» **STATED GOAL**: Leave out the pictures; transcribe all else exactly.

» **RECORDS SHOWN**:
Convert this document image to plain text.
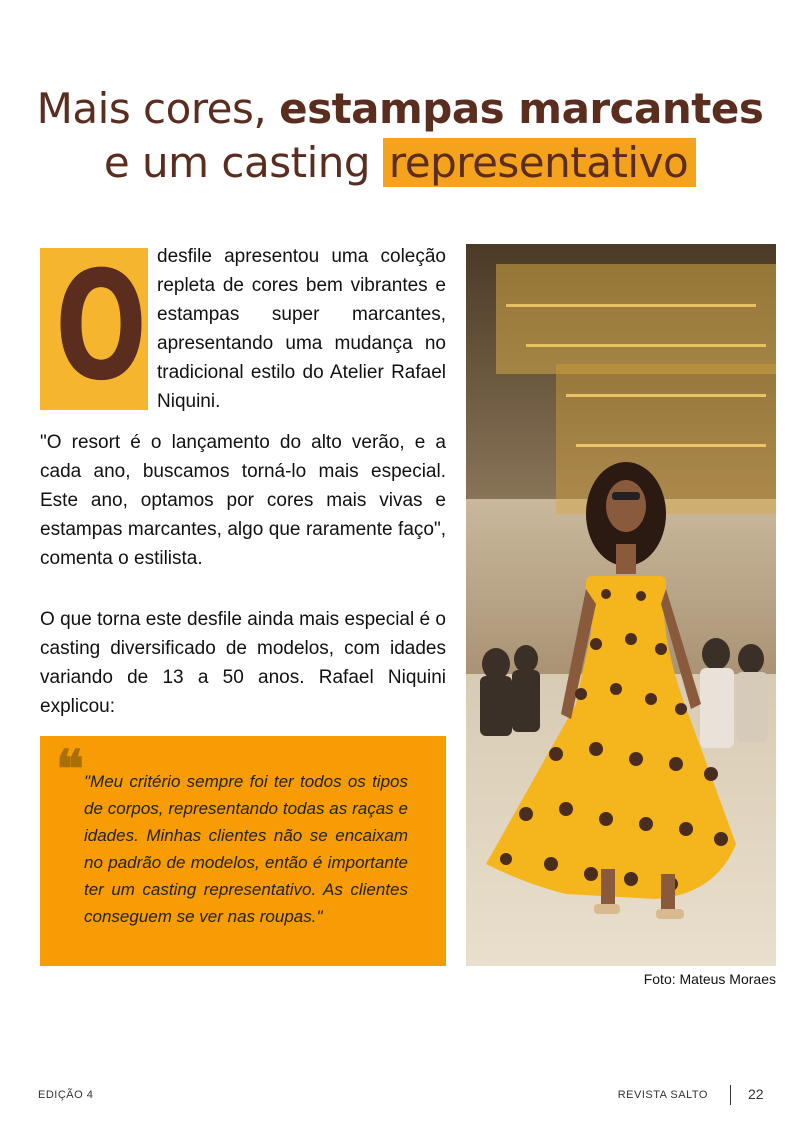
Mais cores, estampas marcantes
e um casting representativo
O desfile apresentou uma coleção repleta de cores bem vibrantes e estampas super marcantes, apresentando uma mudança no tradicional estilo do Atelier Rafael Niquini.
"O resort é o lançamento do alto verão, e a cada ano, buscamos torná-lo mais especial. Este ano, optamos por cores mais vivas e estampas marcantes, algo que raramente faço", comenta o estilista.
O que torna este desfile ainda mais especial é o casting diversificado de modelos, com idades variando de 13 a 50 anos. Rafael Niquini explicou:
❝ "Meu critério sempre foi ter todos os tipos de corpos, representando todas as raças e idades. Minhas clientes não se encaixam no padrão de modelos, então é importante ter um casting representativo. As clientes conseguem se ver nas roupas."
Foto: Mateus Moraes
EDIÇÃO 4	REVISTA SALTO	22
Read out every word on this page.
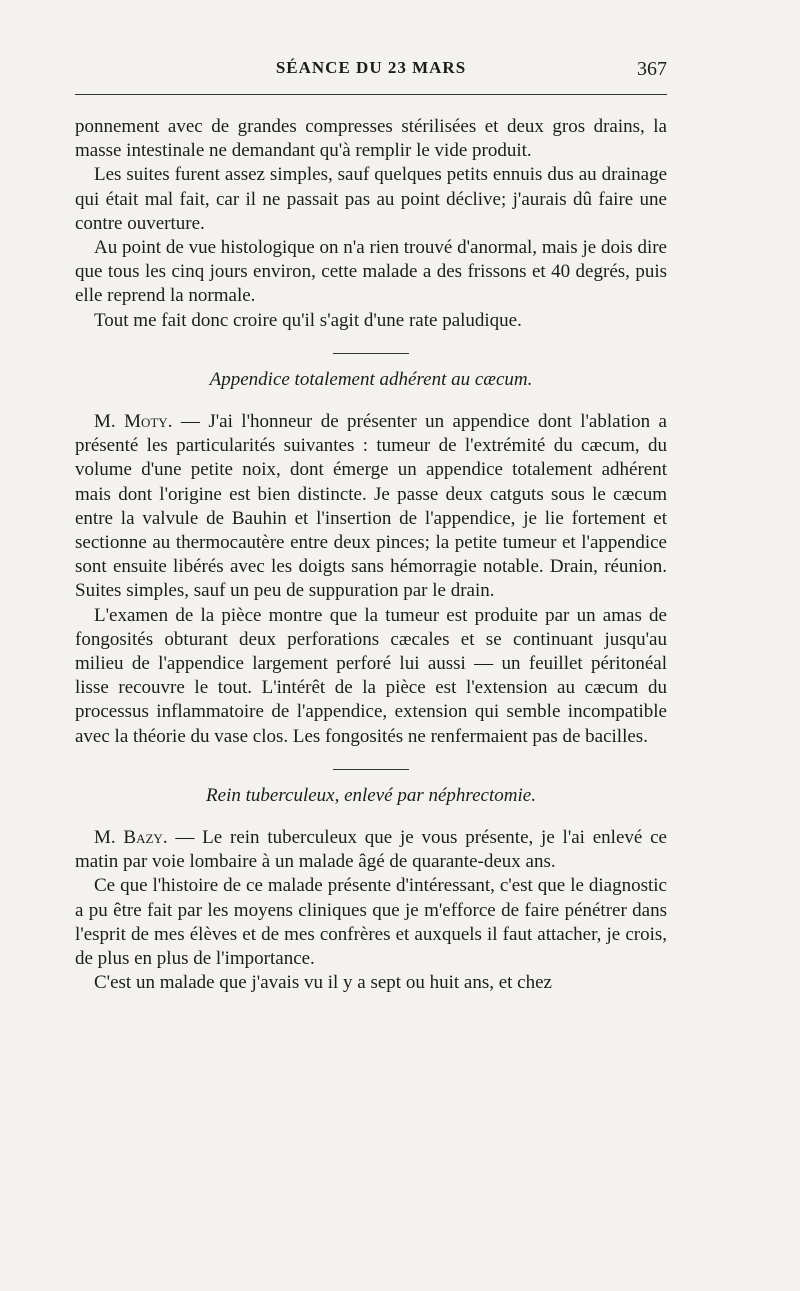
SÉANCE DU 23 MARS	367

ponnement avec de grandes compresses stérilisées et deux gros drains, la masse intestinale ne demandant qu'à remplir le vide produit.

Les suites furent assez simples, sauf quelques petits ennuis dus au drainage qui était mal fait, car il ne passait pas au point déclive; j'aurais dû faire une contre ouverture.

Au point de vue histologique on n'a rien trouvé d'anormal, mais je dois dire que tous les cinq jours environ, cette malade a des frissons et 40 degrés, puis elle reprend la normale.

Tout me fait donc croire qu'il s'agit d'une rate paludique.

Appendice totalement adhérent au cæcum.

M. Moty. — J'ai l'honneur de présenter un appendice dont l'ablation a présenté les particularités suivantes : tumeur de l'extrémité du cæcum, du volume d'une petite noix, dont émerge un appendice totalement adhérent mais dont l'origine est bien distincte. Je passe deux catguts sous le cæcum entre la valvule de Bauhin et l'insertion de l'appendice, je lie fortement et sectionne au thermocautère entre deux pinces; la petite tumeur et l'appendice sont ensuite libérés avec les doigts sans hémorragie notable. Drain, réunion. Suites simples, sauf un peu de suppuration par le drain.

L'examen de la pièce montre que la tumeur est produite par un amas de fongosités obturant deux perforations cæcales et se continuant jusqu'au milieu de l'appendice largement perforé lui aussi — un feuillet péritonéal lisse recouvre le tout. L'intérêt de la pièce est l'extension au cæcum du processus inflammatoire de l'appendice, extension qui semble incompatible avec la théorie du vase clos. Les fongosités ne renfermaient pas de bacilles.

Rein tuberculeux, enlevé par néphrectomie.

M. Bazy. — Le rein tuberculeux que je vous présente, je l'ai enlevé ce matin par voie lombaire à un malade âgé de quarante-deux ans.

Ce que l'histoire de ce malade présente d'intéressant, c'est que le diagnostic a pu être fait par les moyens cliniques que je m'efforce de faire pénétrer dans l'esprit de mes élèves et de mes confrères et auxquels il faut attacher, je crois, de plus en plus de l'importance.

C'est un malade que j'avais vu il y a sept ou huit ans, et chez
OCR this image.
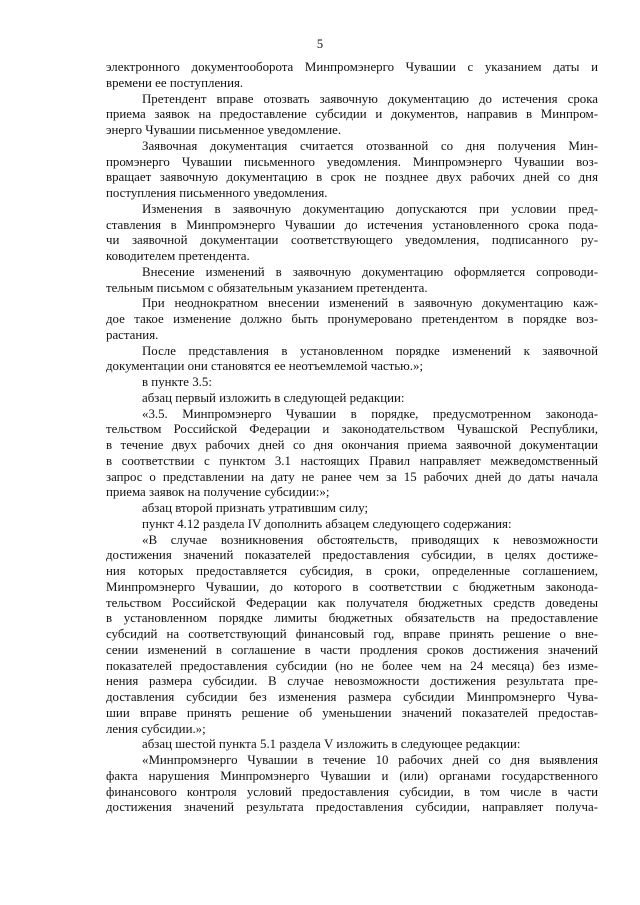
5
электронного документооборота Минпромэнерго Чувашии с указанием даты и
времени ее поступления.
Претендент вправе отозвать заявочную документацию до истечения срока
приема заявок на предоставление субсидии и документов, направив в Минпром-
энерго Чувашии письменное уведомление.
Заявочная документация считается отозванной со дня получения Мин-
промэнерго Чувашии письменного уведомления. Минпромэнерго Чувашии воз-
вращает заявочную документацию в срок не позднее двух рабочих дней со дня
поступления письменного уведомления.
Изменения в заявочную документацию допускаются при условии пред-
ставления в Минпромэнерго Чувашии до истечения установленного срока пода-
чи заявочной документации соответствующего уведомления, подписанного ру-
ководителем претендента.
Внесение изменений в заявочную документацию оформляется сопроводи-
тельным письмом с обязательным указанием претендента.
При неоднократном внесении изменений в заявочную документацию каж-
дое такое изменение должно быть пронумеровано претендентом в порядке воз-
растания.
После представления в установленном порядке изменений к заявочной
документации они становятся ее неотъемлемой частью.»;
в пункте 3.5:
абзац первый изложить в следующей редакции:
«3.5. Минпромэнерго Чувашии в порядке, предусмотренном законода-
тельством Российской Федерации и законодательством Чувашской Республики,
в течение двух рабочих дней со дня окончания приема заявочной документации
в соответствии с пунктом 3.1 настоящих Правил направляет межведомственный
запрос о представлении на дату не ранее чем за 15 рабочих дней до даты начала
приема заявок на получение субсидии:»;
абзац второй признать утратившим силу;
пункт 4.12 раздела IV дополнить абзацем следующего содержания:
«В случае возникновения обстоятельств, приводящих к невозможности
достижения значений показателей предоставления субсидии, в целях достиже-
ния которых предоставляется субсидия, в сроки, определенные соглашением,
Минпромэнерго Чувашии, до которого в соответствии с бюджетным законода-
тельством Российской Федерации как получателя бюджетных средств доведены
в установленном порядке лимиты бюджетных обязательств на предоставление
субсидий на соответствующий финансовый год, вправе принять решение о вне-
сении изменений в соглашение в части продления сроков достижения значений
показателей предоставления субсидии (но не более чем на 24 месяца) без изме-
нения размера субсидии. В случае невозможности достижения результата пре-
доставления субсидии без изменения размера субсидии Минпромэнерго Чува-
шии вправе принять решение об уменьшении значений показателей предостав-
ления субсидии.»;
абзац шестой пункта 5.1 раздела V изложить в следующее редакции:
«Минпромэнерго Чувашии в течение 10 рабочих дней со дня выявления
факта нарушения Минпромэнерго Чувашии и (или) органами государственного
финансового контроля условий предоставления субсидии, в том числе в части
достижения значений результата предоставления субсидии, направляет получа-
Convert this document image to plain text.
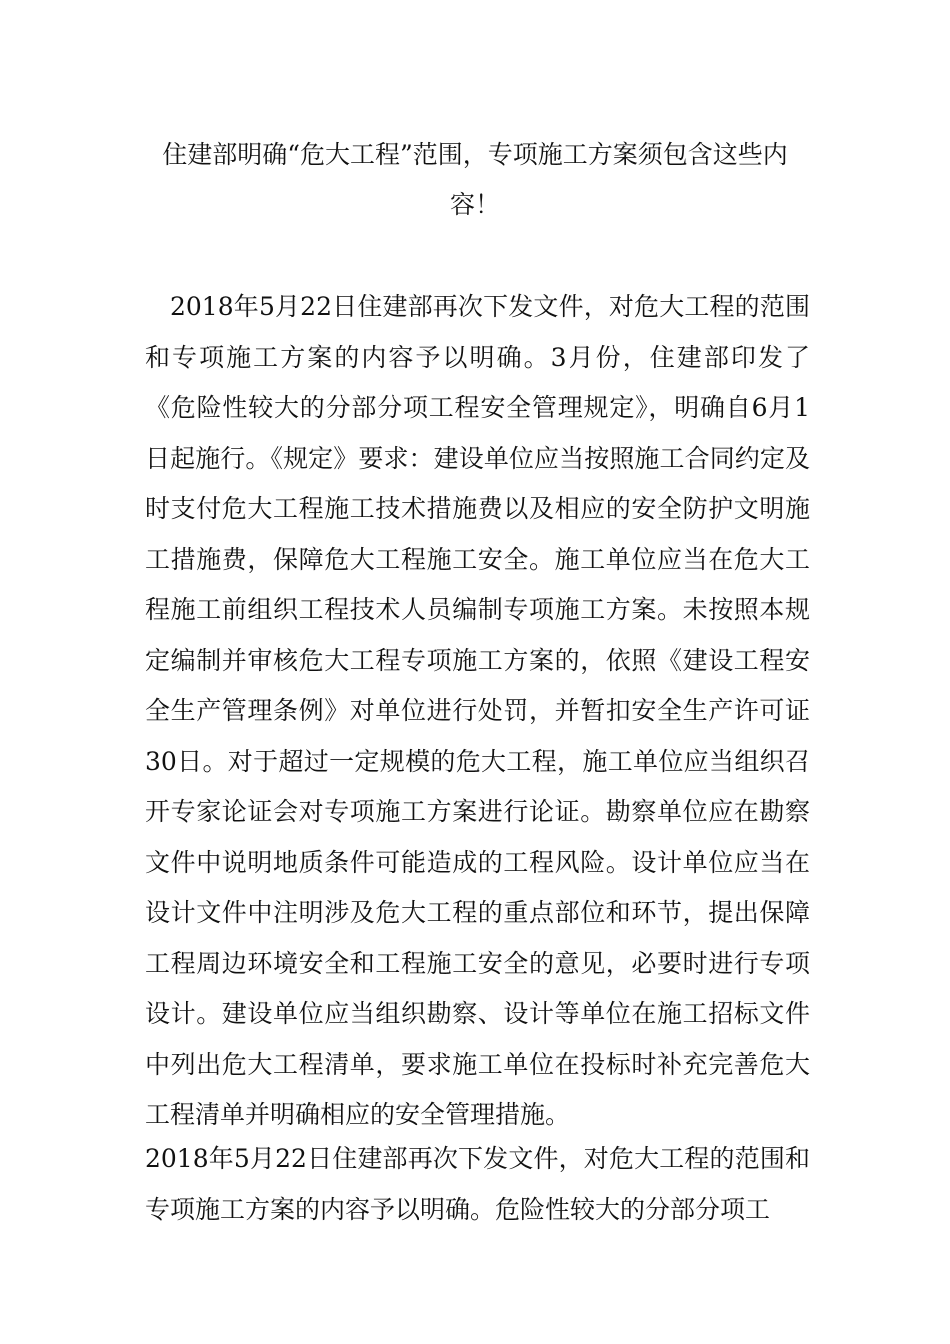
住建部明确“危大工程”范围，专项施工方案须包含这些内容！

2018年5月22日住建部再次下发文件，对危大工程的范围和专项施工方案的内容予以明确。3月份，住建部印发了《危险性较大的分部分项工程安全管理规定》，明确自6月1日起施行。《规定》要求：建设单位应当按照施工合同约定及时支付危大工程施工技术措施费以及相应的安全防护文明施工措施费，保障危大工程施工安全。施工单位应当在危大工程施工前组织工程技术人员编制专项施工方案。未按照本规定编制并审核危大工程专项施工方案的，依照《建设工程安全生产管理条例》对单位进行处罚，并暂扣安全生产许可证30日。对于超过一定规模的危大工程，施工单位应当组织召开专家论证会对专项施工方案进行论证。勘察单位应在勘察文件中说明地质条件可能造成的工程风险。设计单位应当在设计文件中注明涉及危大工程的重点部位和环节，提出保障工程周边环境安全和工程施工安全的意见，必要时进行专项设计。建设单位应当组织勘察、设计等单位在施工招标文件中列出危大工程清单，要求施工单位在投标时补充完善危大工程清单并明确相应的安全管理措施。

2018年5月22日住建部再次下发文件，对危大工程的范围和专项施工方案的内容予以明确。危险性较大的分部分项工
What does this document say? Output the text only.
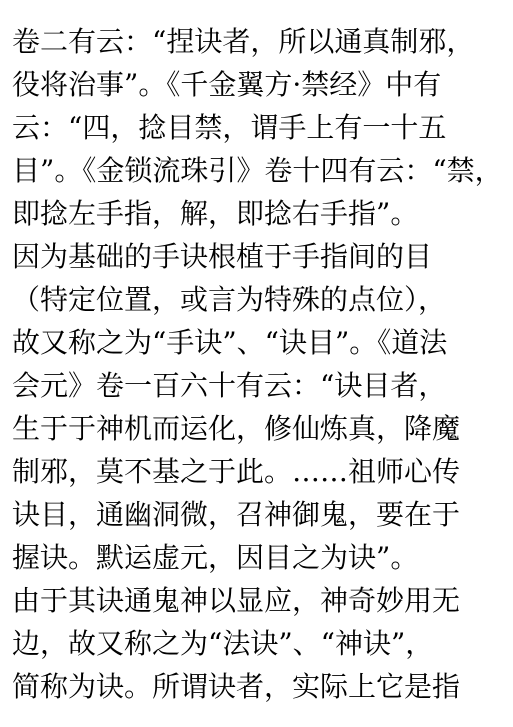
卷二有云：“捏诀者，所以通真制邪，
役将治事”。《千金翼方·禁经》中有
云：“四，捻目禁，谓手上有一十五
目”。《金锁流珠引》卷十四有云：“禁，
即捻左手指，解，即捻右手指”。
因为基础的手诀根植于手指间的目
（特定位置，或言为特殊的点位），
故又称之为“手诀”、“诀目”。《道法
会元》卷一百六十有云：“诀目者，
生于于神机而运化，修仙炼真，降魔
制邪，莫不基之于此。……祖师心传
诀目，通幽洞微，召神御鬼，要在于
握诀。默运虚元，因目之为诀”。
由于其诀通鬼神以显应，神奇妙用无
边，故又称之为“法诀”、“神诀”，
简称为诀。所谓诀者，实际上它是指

» **RESPONSE TO THIS TASK**:
Convert this document image to plain text.
Mais cores, estampas marcantes
e um casting representativo
O desfile apresentou uma coleção repleta de cores bem vibrantes e estampas super marcantes, apresentando uma mudança no tradicional estilo do Atelier Rafael Niquini.
"O resort é o lançamento do alto verão, e a cada ano, buscamos torná-lo mais especial. Este ano, optamos por cores mais vivas e estampas marcantes, algo que raramente faço", comenta o estilista.
O que torna este desfile ainda mais especial é o casting diversificado de modelos, com idades variando de 13 a 50 anos. Rafael Niquini explicou:
❝ "Meu critério sempre foi ter todos os tipos de corpos, representando todas as raças e idades. Minhas clientes não se encaixam no padrão de modelos, então é importante ter um casting representativo. As clientes conseguem se ver nas roupas."
Foto: Mateus Moraes
EDIÇÃO 4	REVISTA SALTO	22
Read out every word on this page.
SÉANCE DU 23 MARS	367

ponnement avec de grandes compresses stérilisées et deux gros drains, la masse intestinale ne demandant qu'à remplir le vide produit.

Les suites furent assez simples, sauf quelques petits ennuis dus au drainage qui était mal fait, car il ne passait pas au point déclive; j'aurais dû faire une contre ouverture.

Au point de vue histologique on n'a rien trouvé d'anormal, mais je dois dire que tous les cinq jours environ, cette malade a des frissons et 40 degrés, puis elle reprend la normale.

Tout me fait donc croire qu'il s'agit d'une rate paludique.

Appendice totalement adhérent au cæcum.

M. Moty. — J'ai l'honneur de présenter un appendice dont l'ablation a présenté les particularités suivantes : tumeur de l'extrémité du cæcum, du volume d'une petite noix, dont émerge un appendice totalement adhérent mais dont l'origine est bien distincte. Je passe deux catguts sous le cæcum entre la valvule de Bauhin et l'insertion de l'appendice, je lie fortement et sectionne au thermocautère entre deux pinces; la petite tumeur et l'appendice sont ensuite libérés avec les doigts sans hémorragie notable. Drain, réunion. Suites simples, sauf un peu de suppuration par le drain.

L'examen de la pièce montre que la tumeur est produite par un amas de fongosités obturant deux perforations cæcales et se continuant jusqu'au milieu de l'appendice largement perforé lui aussi — un feuillet péritonéal lisse recouvre le tout. L'intérêt de la pièce est l'extension au cæcum du processus inflammatoire de l'appendice, extension qui semble incompatible avec la théorie du vase clos. Les fongosités ne renfermaient pas de bacilles.

Rein tuberculeux, enlevé par néphrectomie.

M. Bazy. — Le rein tuberculeux que je vous présente, je l'ai enlevé ce matin par voie lombaire à un malade âgé de quarante-deux ans.

Ce que l'histoire de ce malade présente d'intéressant, c'est que le diagnostic a pu être fait par les moyens cliniques que je m'efforce de faire pénétrer dans l'esprit de mes élèves et de mes confrères et auxquels il faut attacher, je crois, de plus en plus de l'importance.

C'est un malade que j'avais vu il y a sept ou huit ans, et chez
OCR this image.
5
электронного документооборота Минпромэнерго Чувашии с указанием даты и
времени ее поступления.
Претендент вправе отозвать заявочную документацию до истечения срока
приема заявок на предоставление субсидии и документов, направив в Минпром-
энерго Чувашии письменное уведомление.
Заявочная документация считается отозванной со дня получения Мин-
промэнерго Чувашии письменного уведомления. Минпромэнерго Чувашии воз-
вращает заявочную документацию в срок не позднее двух рабочих дней со дня
поступления письменного уведомления.
Изменения в заявочную документацию допускаются при условии пред-
ставления в Минпромэнерго Чувашии до истечения установленного срока пода-
чи заявочной документации соответствующего уведомления, подписанного ру-
ководителем претендента.
Внесение изменений в заявочную документацию оформляется сопроводи-
тельным письмом с обязательным указанием претендента.
При неоднократном внесении изменений в заявочную документацию каж-
дое такое изменение должно быть пронумеровано претендентом в порядке воз-
растания.
После представления в установленном порядке изменений к заявочной
документации они становятся ее неотъемлемой частью.»;
в пункте 3.5:
абзац первый изложить в следующей редакции:
«3.5. Минпромэнерго Чувашии в порядке, предусмотренном законода-
тельством Российской Федерации и законодательством Чувашской Республики,
в течение двух рабочих дней со дня окончания приема заявочной документации
в соответствии с пунктом 3.1 настоящих Правил направляет межведомственный
запрос о представлении на дату не ранее чем за 15 рабочих дней до даты начала
приема заявок на получение субсидии:»;
абзац второй признать утратившим силу;
пункт 4.12 раздела IV дополнить абзацем следующего содержания:
«В случае возникновения обстоятельств, приводящих к невозможности
достижения значений показателей предоставления субсидии, в целях достиже-
ния которых предоставляется субсидия, в сроки, определенные соглашением,
Минпромэнерго Чувашии, до которого в соответствии с бюджетным законода-
тельством Российской Федерации как получателя бюджетных средств доведены
в установленном порядке лимиты бюджетных обязательств на предоставление
субсидий на соответствующий финансовый год, вправе принять решение о вне-
сении изменений в соглашение в части продления сроков достижения значений
показателей предоставления субсидии (но не более чем на 24 месяца) без изме-
нения размера субсидии. В случае невозможности достижения результата пре-
доставления субсидии без изменения размера субсидии Минпромэнерго Чува-
шии вправе принять решение об уменьшении значений показателей предостав-
ления субсидии.»;
абзац шестой пункта 5.1 раздела V изложить в следующее редакции:
«Минпромэнерго Чувашии в течение 10 рабочих дней со дня выявления
факта нарушения Минпромэнерго Чувашии и (или) органами государственного
финансового контроля условий предоставления субсидии, в том числе в части
достижения значений результата предоставления субсидии, направляет получа-
Convert this document image to plain text.
住建部明确“危大工程”范围，专项施工方案须包含这些内容！

2018年5月22日住建部再次下发文件，对危大工程的范围和专项施工方案的内容予以明确。3月份，住建部印发了《危险性较大的分部分项工程安全管理规定》，明确自6月1日起施行。《规定》要求：建设单位应当按照施工合同约定及时支付危大工程施工技术措施费以及相应的安全防护文明施工措施费，保障危大工程施工安全。施工单位应当在危大工程施工前组织工程技术人员编制专项施工方案。未按照本规定编制并审核危大工程专项施工方案的，依照《建设工程安全生产管理条例》对单位进行处罚，并暂扣安全生产许可证30日。对于超过一定规模的危大工程，施工单位应当组织召开专家论证会对专项施工方案进行论证。勘察单位应在勘察文件中说明地质条件可能造成的工程风险。设计单位应当在设计文件中注明涉及危大工程的重点部位和环节，提出保障工程周边环境安全和工程施工安全的意见，必要时进行专项设计。建设单位应当组织勘察、设计等单位在施工招标文件中列出危大工程清单，要求施工单位在投标时补充完善危大工程清单并明确相应的安全管理措施。

2018年5月22日住建部再次下发文件，对危大工程的范围和专项施工方案的内容予以明确。危险性较大的分部分项工
What does this document say? Output the text only.
卷二有云：“捏诀者，所以通真制邪，
役将治事”。《千金翼方·禁经》中有
云：“四，捻目禁，谓手上有一十五
目”。《金锁流珠引》卷十四有云：“禁，
即捻左手指，解，即捻右手指”。
因为基础的手诀根植于手指间的目
（特定位置，或言为特殊的点位），
故又称之为“手诀”、“诀目”。《道法
会元》卷一百六十有云：“诀目者，
生于于神机而运化，修仙炼真，降魔
制邪，莫不基之于此。……祖师心传
诀目，通幽洞微，召神御鬼，要在于
握诀。默运虚元，因目之为诀”。
由于其诀通鬼神以显应，神奇妙用无
边，故又称之为“法诀”、“神诀”，
简称为诀。所谓诀者，实际上它是指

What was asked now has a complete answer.